### TO BE DONE
From the entries that follow, extract each line holding the string "background".

--------

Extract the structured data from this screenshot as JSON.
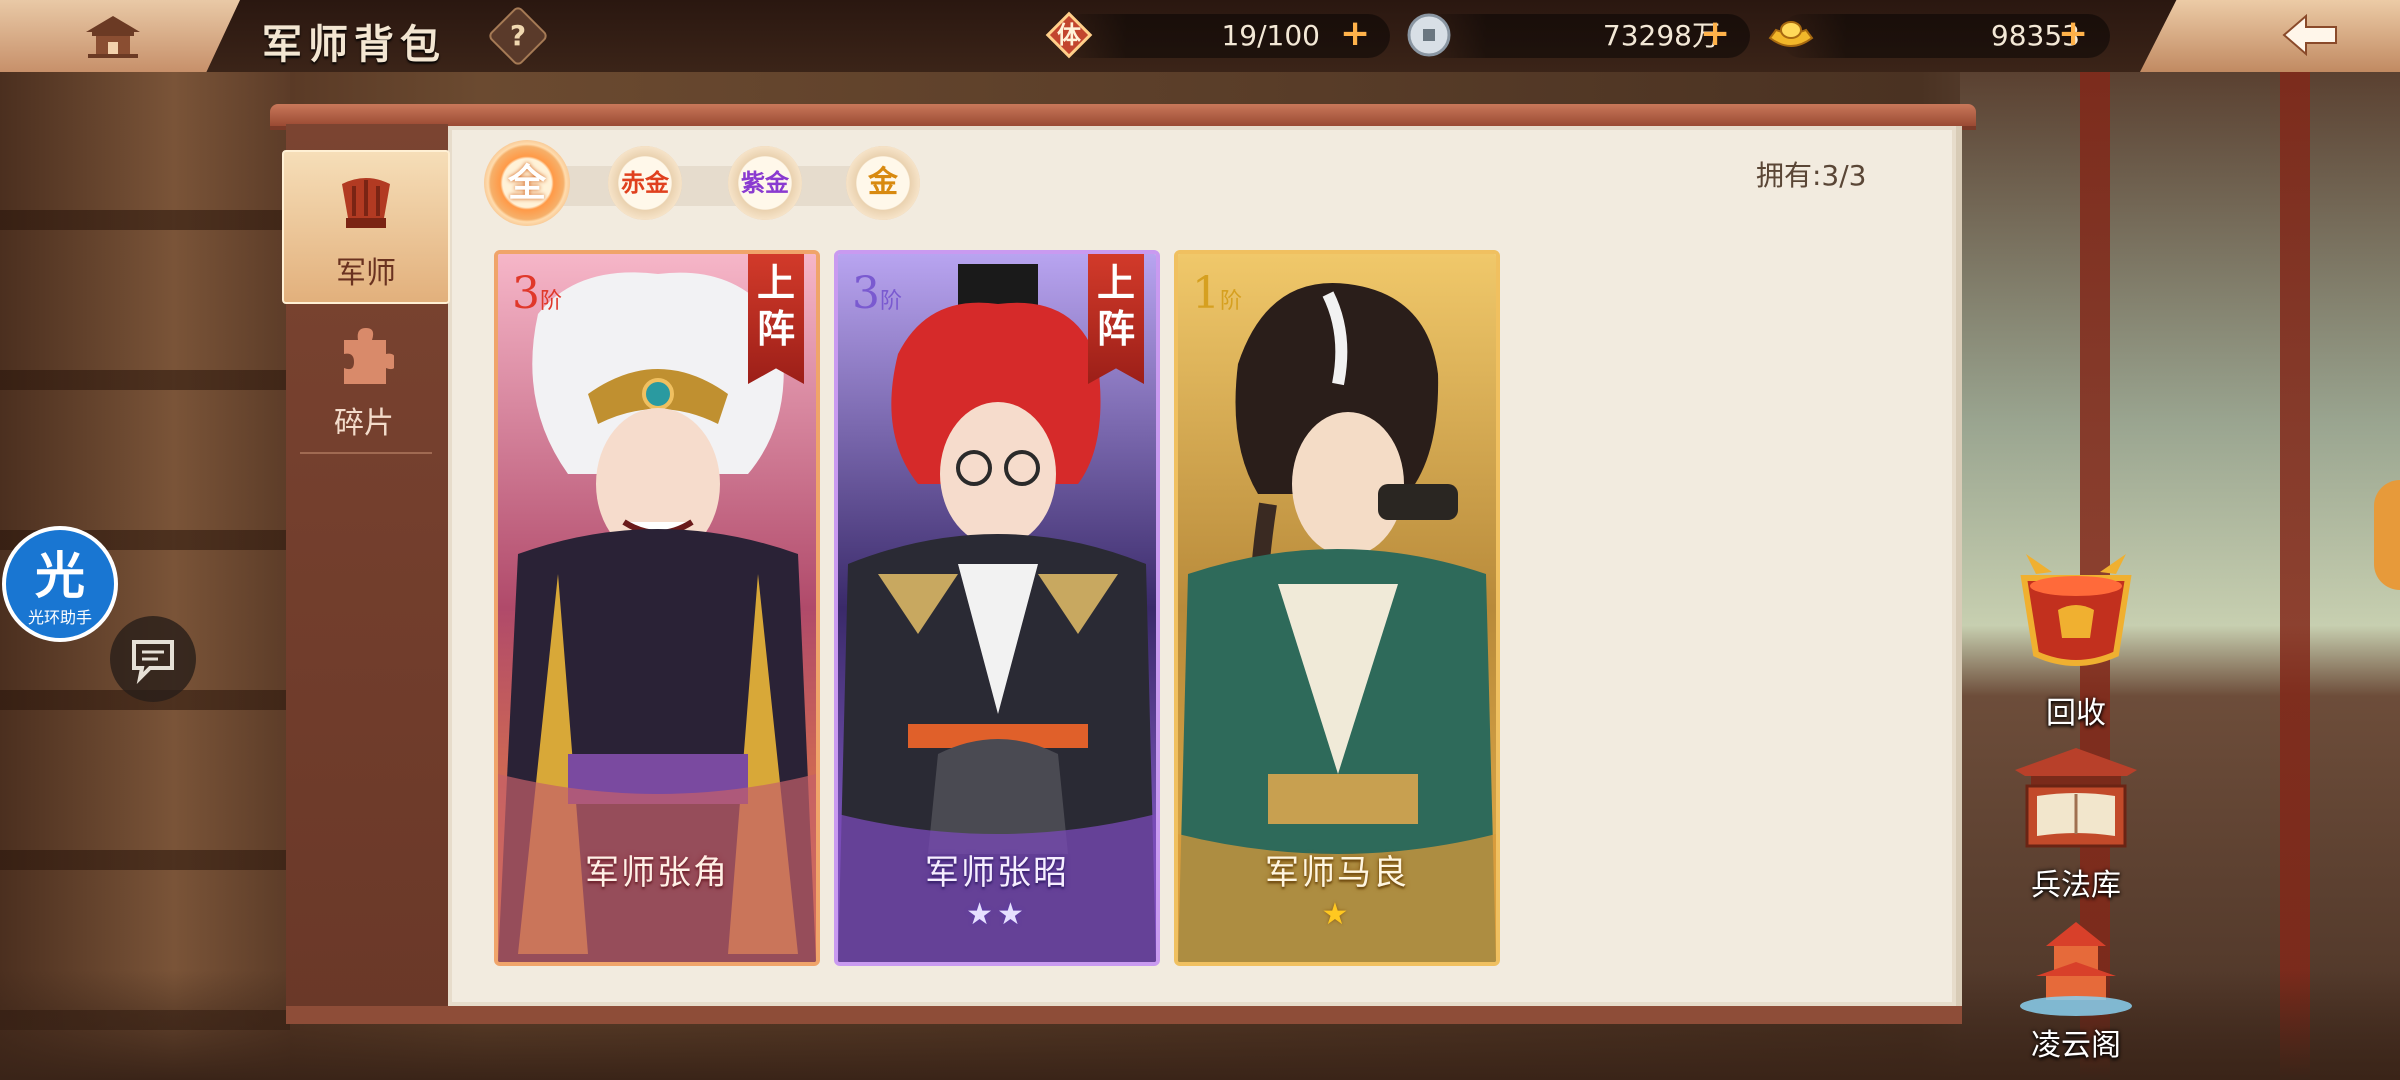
{
  "header": {
    "title": "军师背包",
    "help_symbol": "?",
    "stamina": {
      "icon_label": "体",
      "value": "19/100"
    },
    "silver": {
      "value": "73298万"
    },
    "gold": {
      "value": "98353"
    },
    "plus": "+"
  },
  "sidebar": {
    "tabs": [
      {
        "label": "军师",
        "active": true
      },
      {
        "label": "碎片",
        "active": false
      }
    ]
  },
  "filters": [
    {
      "label": "全",
      "active": true
    },
    {
      "label": "赤金",
      "active": false
    },
    {
      "label": "紫金",
      "active": false
    },
    {
      "label": "金",
      "active": false
    }
  ],
  "owned": "拥有:3/3",
  "cards": [
    {
      "tier": "3",
      "tier_unit": "阶",
      "deploy": "上阵",
      "name": "军师张角",
      "stars": 0,
      "rarity": "赤金"
    },
    {
      "tier": "3",
      "tier_unit": "阶",
      "deploy": "上阵",
      "name": "军师张昭",
      "stars": 2,
      "rarity": "紫金"
    },
    {
      "tier": "1",
      "tier_unit": "阶",
      "deploy": "",
      "name": "军师马良",
      "stars": 1,
      "rarity": "金"
    }
  ],
  "right_buttons": [
    {
      "label": "回收",
      "icon": "recycle-cauldron-icon"
    },
    {
      "label": "兵法库",
      "icon": "strategy-library-icon"
    },
    {
      "label": "凌云阁",
      "icon": "lingyun-pavilion-icon"
    }
  ],
  "helper": {
    "glyph": "光",
    "label": "光环助手"
  },
  "colors": {
    "accent_orange": "#ff9a48",
    "panel_brown": "#7b4431",
    "panel_paper": "#f2ebdf",
    "red_gold": "#ff5a3a",
    "purple_gold": "#9a5ad8",
    "gold": "#e8a62a"
  }
}
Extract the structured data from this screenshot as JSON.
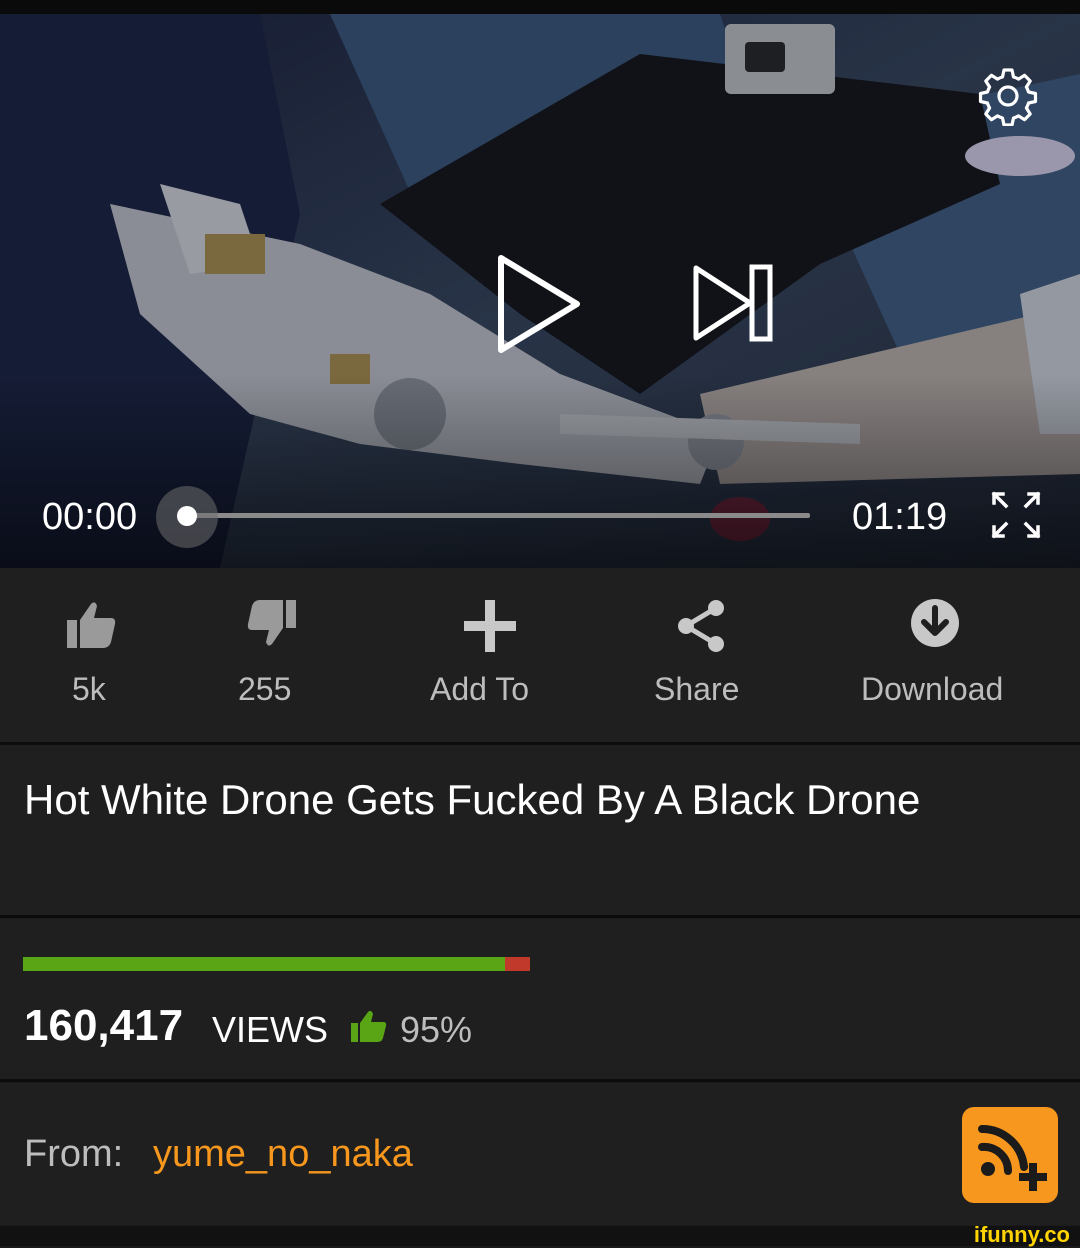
{
  "player": {
    "current_time": "00:00",
    "duration": "01:19",
    "progress_fraction": 0.0
  },
  "actions": {
    "like_count": "5k",
    "dislike_count": "255",
    "add_to_label": "Add To",
    "share_label": "Share",
    "download_label": "Download"
  },
  "video": {
    "title": "Hot White Drone Gets Fucked By A Black Drone",
    "views_count": "160,417",
    "views_label": "VIEWS",
    "rating_percent": "95%",
    "rating_fraction": 0.95
  },
  "uploader": {
    "from_label": "From:",
    "username": "yume_no_naka"
  },
  "watermark": "ifunny.co",
  "colors": {
    "accent_orange": "#f7971d",
    "rating_green": "#5aa516",
    "rating_red": "#c0392b",
    "background": "#1f1f1f"
  },
  "icons": {
    "settings": "gear-icon",
    "play": "play-icon",
    "next": "skip-next-icon",
    "fullscreen": "fullscreen-icon",
    "like": "thumbs-up-icon",
    "dislike": "thumbs-down-icon",
    "add": "plus-icon",
    "share": "share-icon",
    "download": "download-icon",
    "subscribe": "rss-subscribe-icon"
  }
}
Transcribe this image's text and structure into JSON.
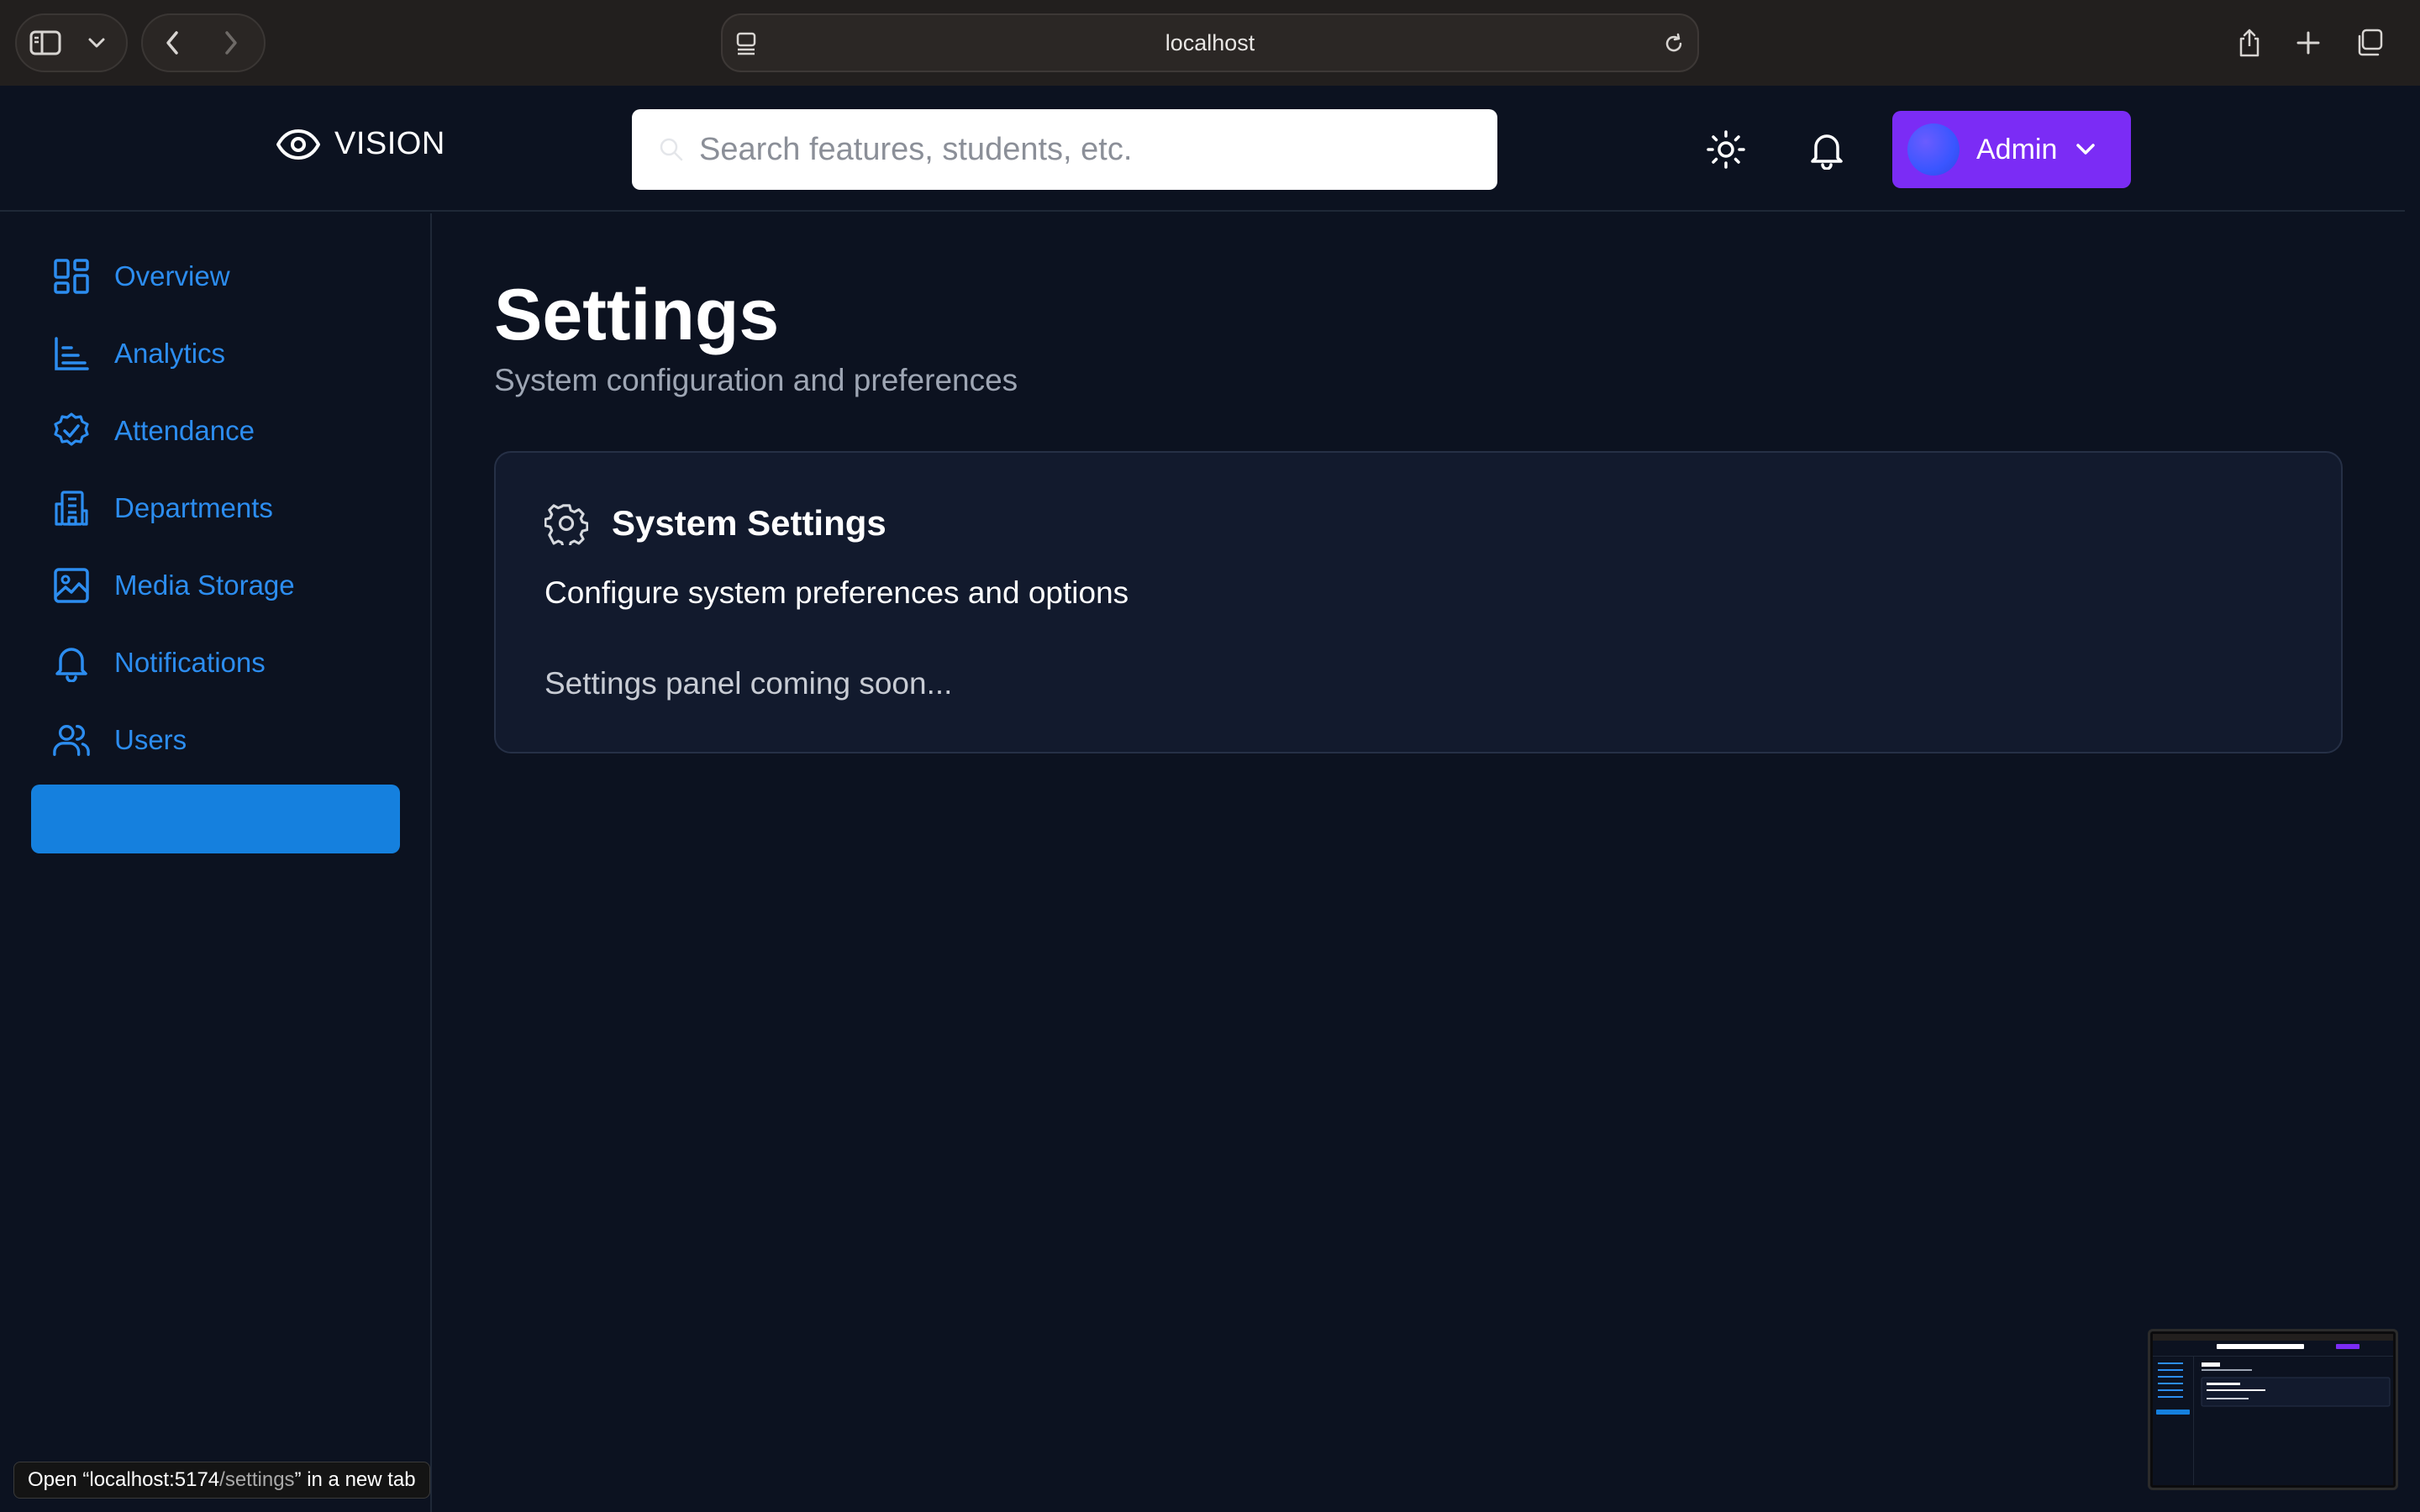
{
  "browser": {
    "url": "localhost",
    "status_tooltip": {
      "prefix": "Open “localhost:5174",
      "path": "/settings",
      "suffix": "” in a new tab"
    }
  },
  "header": {
    "brand": "VISION",
    "search": {
      "placeholder": "Search features, students, etc."
    },
    "user_menu": {
      "label": "Admin"
    }
  },
  "sidebar": {
    "items": [
      {
        "label": "Overview",
        "icon": "grid-icon"
      },
      {
        "label": "Analytics",
        "icon": "bar-chart-icon"
      },
      {
        "label": "Attendance",
        "icon": "badge-check-icon"
      },
      {
        "label": "Departments",
        "icon": "building-icon"
      },
      {
        "label": "Media Storage",
        "icon": "image-icon"
      },
      {
        "label": "Notifications",
        "icon": "bell-icon"
      },
      {
        "label": "Users",
        "icon": "users-icon"
      }
    ],
    "active_item_label": ""
  },
  "main": {
    "title": "Settings",
    "subtitle": "System configuration and preferences",
    "card": {
      "title": "System Settings",
      "description": "Configure system preferences and options",
      "note": "Settings panel coming soon..."
    }
  },
  "colors": {
    "background": "#0c1220",
    "accent_blue": "#2c8df0",
    "active_nav": "#1580de",
    "admin_button": "#7b2cf5",
    "card": "#121a2d"
  }
}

--------

### FULL ANSWER
    "background": "#1f1f1f"
    "background": "#0c1220",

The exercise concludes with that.